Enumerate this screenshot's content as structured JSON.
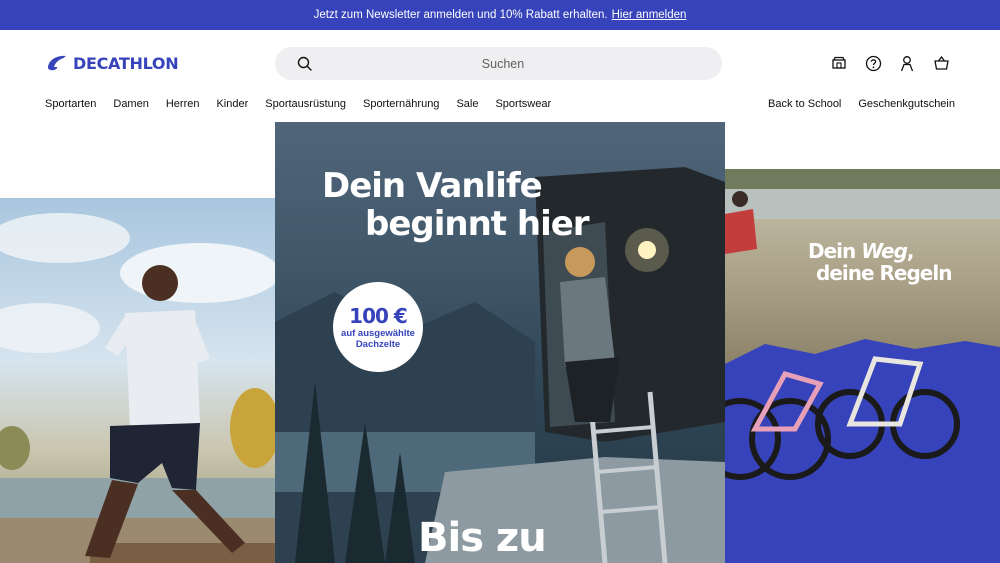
{
  "promo": {
    "text": "Jetzt zum Newsletter anmelden und 10% Rabatt erhalten.",
    "link": "Hier anmelden"
  },
  "header": {
    "logo": "DECATHLON",
    "search_placeholder": "Suchen",
    "icons": [
      "store-icon",
      "help-icon",
      "account-icon",
      "cart-icon"
    ]
  },
  "nav": {
    "items": [
      "Sportarten",
      "Damen",
      "Herren",
      "Kinder",
      "Sportausrüstung",
      "Sporternährung",
      "Sale",
      "Sportswear"
    ],
    "right": [
      "Back to School",
      "Geschenkgutschein"
    ]
  },
  "hero": {
    "center": {
      "title_line1": "Dein Vanlife",
      "title_line2": "beginnt hier",
      "badge_price": "100 €",
      "badge_line1": "auf ausgewählte",
      "badge_line2": "Dachzelte",
      "bottom_text": "Bis zu"
    },
    "right": {
      "title_part1": "Dein ",
      "title_italic": "Weg",
      "title_part2": ",",
      "title_line2": "deine Regeln"
    }
  },
  "colors": {
    "brand": "#3643ba",
    "search_bg": "#efeff1"
  }
}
==================================================
Requirement
Return each line of the data, keeping its wording exact and omitting pictures.

Written response
Enumerate this screenshot's content as structured JSON.
{
  "promo": {
    "text": "Jetzt zum Newsletter anmelden und 10% Rabatt erhalten.",
    "link": "Hier anmelden"
  },
  "header": {
    "logo": "DECATHLON",
    "search_placeholder": "Suchen",
    "icons": [
      "store-icon",
      "help-icon",
      "account-icon",
      "cart-icon"
    ]
  },
  "nav": {
    "items": [
      "Sportarten",
      "Damen",
      "Herren",
      "Kinder",
      "Sportausrüstung",
      "Sporternährung",
      "Sale",
      "Sportswear"
    ],
    "right": [
      "Back to School",
      "Geschenkgutschein"
    ]
  },
  "hero": {
    "center": {
      "title_line1": "Dein Vanlife",
      "title_line2": "beginnt hier",
      "badge_price": "100 €",
      "badge_line1": "auf ausgewählte",
      "badge_line2": "Dachzelte",
      "bottom_text": "Bis zu"
    },
    "right": {
      "title_part1": "Dein ",
      "title_italic": "Weg",
      "title_part2": ",",
      "title_line2": "deine Regeln"
    }
  },
  "colors": {
    "brand": "#3643ba",
    "search_bg": "#efeff1"
  }
}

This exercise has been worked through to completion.